• OBJECTIVE
Transcribe every line exactly. Leave the pictures behind.

------------------------------------------------

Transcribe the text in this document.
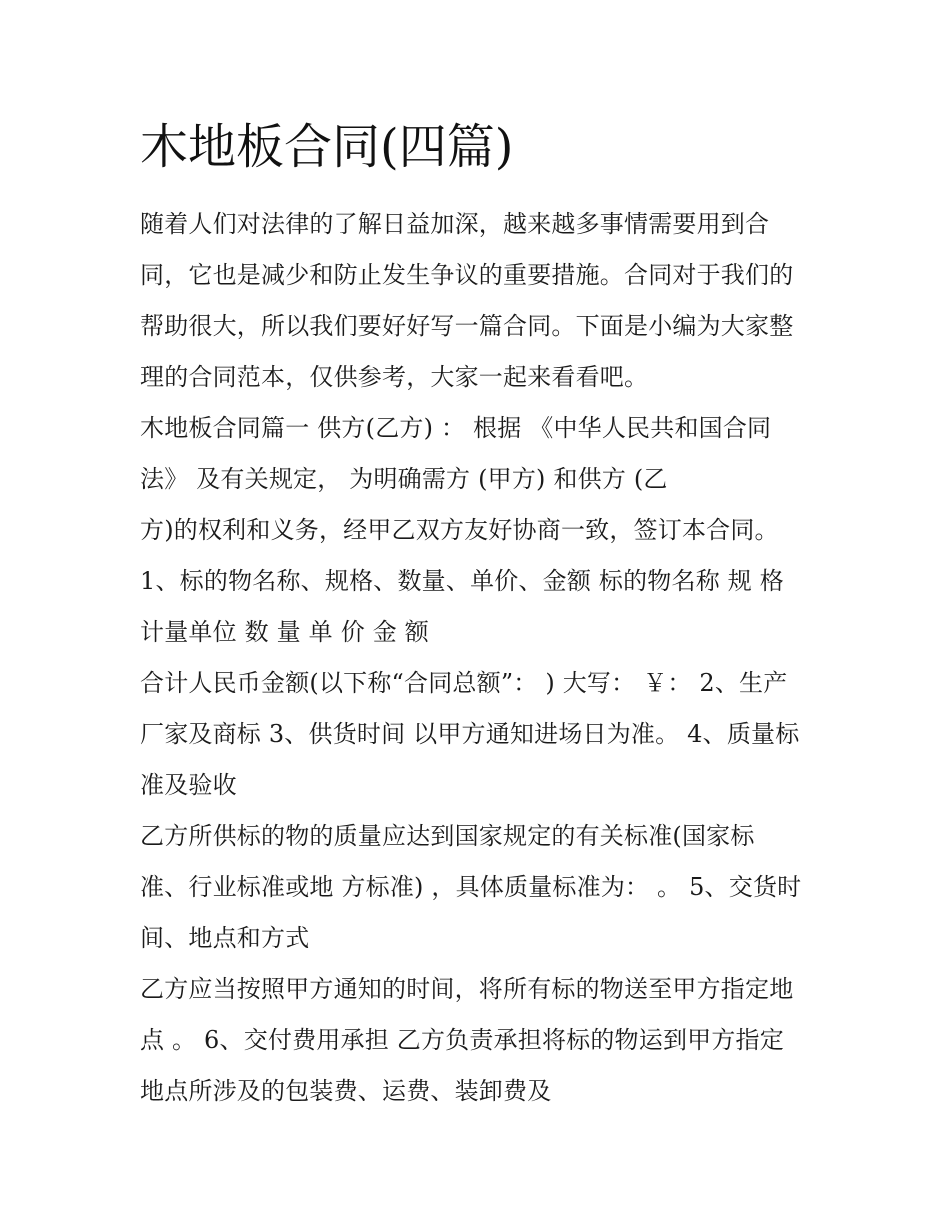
木地板合同(四篇)
随着人们对法律的了解日益加深，越来越多事情需要用到合
同，它也是减少和防止发生争议的重要措施。合同对于我们的
帮助很大，所以我们要好好写一篇合同。下面是小编为大家整
理的合同范本，仅供参考，大家一起来看看吧。
木地板合同篇一 供方(乙方) ： 根据 《中华人民共和国合同
法》 及有关规定， 为明确需方 (甲方) 和供方 (乙
方)的权利和义务，经甲乙双方友好协商一致，签订本合同。
1、标的物名称、规格、数量、单价、金额 标的物名称 规 格
计量单位 数 量 单 价 金 额
合计人民币金额(以下称“合同总额”： ) 大写： ￥： 2、生产
厂家及商标 3、供货时间 以甲方通知进场日为准。 4、质量标
准及验收
乙方所供标的物的质量应达到国家规定的有关标准(国家标
准、行业标准或地 方标准) ，具体质量标准为： 。 5、交货时
间、地点和方式
乙方应当按照甲方通知的时间，将所有标的物送至甲方指定地
点 。 6、交付费用承担 乙方负责承担将标的物运到甲方指定
地点所涉及的包装费、运费、装卸费及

------------------------------------------------

• ANSWER FOR THIS EXERCISE
Transcribe the text in this document.
木地板合同(四篇)
随着人们对法律的了解日益加深，越来越多事情需要用到合
同，它也是减少和防止发生争议的重要措施。合同对于我们的
帮助很大，所以我们要好好写一篇合同。下面是小编为大家整
理的合同范本，仅供参考，大家一起来看看吧。
木地板合同篇一 供方(乙方) ： 根据 《中华人民共和国合同
法》 及有关规定， 为明确需方 (甲方) 和供方 (乙
方)的权利和义务，经甲乙双方友好协商一致，签订本合同。
1、标的物名称、规格、数量、单价、金额 标的物名称 规 格
计量单位 数 量 单 价 金 额
合计人民币金额(以下称“合同总额”： ) 大写： ￥： 2、生产
厂家及商标 3、供货时间 以甲方通知进场日为准。 4、质量标
准及验收
乙方所供标的物的质量应达到国家规定的有关标准(国家标
准、行业标准或地 方标准) ，具体质量标准为： 。 5、交货时
间、地点和方式
乙方应当按照甲方通知的时间，将所有标的物送至甲方指定地
点 。 6、交付费用承担 乙方负责承担将标的物运到甲方指定
地点所涉及的包装费、运费、装卸费及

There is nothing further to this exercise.